-- begin --
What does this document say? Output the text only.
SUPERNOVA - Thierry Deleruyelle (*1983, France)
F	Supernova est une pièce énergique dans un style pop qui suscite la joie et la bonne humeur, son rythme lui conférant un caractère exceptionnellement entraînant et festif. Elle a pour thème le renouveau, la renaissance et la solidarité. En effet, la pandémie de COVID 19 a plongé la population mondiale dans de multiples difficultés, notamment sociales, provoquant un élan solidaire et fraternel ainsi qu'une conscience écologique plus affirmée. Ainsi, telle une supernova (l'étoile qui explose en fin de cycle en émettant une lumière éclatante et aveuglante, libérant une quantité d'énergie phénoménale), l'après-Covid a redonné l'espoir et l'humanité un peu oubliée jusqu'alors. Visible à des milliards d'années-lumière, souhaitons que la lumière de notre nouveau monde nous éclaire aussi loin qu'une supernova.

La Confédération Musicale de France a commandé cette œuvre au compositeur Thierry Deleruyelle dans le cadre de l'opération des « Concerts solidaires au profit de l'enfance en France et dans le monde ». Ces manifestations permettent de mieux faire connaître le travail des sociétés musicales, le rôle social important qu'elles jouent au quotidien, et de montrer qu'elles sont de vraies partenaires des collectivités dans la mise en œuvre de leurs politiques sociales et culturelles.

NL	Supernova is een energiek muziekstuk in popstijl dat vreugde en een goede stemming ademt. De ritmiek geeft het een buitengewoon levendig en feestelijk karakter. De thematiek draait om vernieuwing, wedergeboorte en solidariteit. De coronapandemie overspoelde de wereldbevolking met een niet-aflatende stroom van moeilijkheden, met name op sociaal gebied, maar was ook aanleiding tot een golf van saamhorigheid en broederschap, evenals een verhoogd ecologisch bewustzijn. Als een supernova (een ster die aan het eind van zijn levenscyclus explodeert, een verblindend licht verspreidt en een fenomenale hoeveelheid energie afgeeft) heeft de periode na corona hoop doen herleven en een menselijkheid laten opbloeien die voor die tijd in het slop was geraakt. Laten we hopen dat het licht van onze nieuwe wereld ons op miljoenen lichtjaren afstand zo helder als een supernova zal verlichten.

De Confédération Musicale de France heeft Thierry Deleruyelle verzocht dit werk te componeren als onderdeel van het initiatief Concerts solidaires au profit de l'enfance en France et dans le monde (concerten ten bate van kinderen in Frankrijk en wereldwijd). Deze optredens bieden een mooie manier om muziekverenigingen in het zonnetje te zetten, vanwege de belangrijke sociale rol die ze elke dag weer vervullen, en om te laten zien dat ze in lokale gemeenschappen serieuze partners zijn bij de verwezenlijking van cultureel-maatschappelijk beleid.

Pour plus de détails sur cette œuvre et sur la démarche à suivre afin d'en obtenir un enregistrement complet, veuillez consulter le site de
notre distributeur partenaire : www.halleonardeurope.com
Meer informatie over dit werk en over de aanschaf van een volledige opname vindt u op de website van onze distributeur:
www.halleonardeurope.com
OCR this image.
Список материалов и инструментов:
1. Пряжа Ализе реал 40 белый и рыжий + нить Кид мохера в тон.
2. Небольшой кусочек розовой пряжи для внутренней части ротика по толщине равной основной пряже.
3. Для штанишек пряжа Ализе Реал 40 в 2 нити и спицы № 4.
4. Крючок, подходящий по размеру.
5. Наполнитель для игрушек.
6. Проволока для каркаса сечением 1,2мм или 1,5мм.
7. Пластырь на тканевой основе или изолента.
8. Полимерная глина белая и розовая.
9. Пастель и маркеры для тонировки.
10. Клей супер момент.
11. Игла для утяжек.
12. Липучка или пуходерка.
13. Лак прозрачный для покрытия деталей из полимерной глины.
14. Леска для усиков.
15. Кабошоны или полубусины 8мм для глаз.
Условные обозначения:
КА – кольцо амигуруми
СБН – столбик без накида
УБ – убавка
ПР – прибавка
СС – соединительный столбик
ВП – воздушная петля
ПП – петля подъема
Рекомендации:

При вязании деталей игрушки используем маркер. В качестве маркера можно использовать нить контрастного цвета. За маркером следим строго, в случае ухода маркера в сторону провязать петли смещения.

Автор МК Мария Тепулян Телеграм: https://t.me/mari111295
-- end --
- _Request_
Your task is to repeat the data exactly, with nothing left out.

- _Solution to the exercise_
What does this document say? Output the text only.
SUPERNOVA - Thierry Deleruyelle (*1983, France)
F	Supernova est une pièce énergique dans un style pop qui suscite la joie et la bonne humeur, son rythme lui conférant un caractère exceptionnellement entraînant et festif. Elle a pour thème le renouveau, la renaissance et la solidarité. En effet, la pandémie de COVID 19 a plongé la population mondiale dans de multiples difficultés, notamment sociales, provoquant un élan solidaire et fraternel ainsi qu'une conscience écologique plus affirmée. Ainsi, telle une supernova (l'étoile qui explose en fin de cycle en émettant une lumière éclatante et aveuglante, libérant une quantité d'énergie phénoménale), l'après-Covid a redonné l'espoir et l'humanité un peu oubliée jusqu'alors. Visible à des milliards d'années-lumière, souhaitons que la lumière de notre nouveau monde nous éclaire aussi loin qu'une supernova.

La Confédération Musicale de France a commandé cette œuvre au compositeur Thierry Deleruyelle dans le cadre de l'opération des « Concerts solidaires au profit de l'enfance en France et dans le monde ». Ces manifestations permettent de mieux faire connaître le travail des sociétés musicales, le rôle social important qu'elles jouent au quotidien, et de montrer qu'elles sont de vraies partenaires des collectivités dans la mise en œuvre de leurs politiques sociales et culturelles.

NL	Supernova is een energiek muziekstuk in popstijl dat vreugde en een goede stemming ademt. De ritmiek geeft het een buitengewoon levendig en feestelijk karakter. De thematiek draait om vernieuwing, wedergeboorte en solidariteit. De coronapandemie overspoelde de wereldbevolking met een niet-aflatende stroom van moeilijkheden, met name op sociaal gebied, maar was ook aanleiding tot een golf van saamhorigheid en broederschap, evenals een verhoogd ecologisch bewustzijn. Als een supernova (een ster die aan het eind van zijn levenscyclus explodeert, een verblindend licht verspreidt en een fenomenale hoeveelheid energie afgeeft) heeft de periode na corona hoop doen herleven en een menselijkheid laten opbloeien die voor die tijd in het slop was geraakt. Laten we hopen dat het licht van onze nieuwe wereld ons op miljoenen lichtjaren afstand zo helder als een supernova zal verlichten.

De Confédération Musicale de France heeft Thierry Deleruyelle verzocht dit werk te componeren als onderdeel van het initiatief Concerts solidaires au profit de l'enfance en France et dans le monde (concerten ten bate van kinderen in Frankrijk en wereldwijd). Deze optredens bieden een mooie manier om muziekverenigingen in het zonnetje te zetten, vanwege de belangrijke sociale rol die ze elke dag weer vervullen, en om te laten zien dat ze in lokale gemeenschappen serieuze partners zijn bij de verwezenlijking van cultureel-maatschappelijk beleid.

Pour plus de détails sur cette œuvre et sur la démarche à suivre afin d'en obtenir un enregistrement complet, veuillez consulter le site de
notre distributeur partenaire : www.halleonardeurope.com
Meer informatie over dit werk en over de aanschaf van een volledige opname vindt u op de website van onze distributeur:
www.halleonardeurope.com
OCR this image.
Список материалов и инструментов:
1. Пряжа Ализе реал 40 белый и рыжий + нить Кид мохера в тон.
2. Небольшой кусочек розовой пряжи для внутренней части ротика по толщине равной основной пряже.
3. Для штанишек пряжа Ализе Реал 40 в 2 нити и спицы № 4.
4. Крючок, подходящий по размеру.
5. Наполнитель для игрушек.
6. Проволока для каркаса сечением 1,2мм или 1,5мм.
7. Пластырь на тканевой основе или изолента.
8. Полимерная глина белая и розовая.
9. Пастель и маркеры для тонировки.
10. Клей супер момент.
11. Игла для утяжек.
12. Липучка или пуходерка.
13. Лак прозрачный для покрытия деталей из полимерной глины.
14. Леска для усиков.
15. Кабошоны или полубусины 8мм для глаз.
Условные обозначения:
КА – кольцо амигуруми
СБН – столбик без накида
УБ – убавка
ПР – прибавка
СС – соединительный столбик
ВП – воздушная петля
ПП – петля подъема
Рекомендации:

При вязании деталей игрушки используем маркер. В качестве маркера можно использовать нить контрастного цвета. За маркером следим строго, в случае ухода маркера в сторону провязать петли смещения.

Автор МК Мария Тепулян Телеграм: https://t.me/mari111295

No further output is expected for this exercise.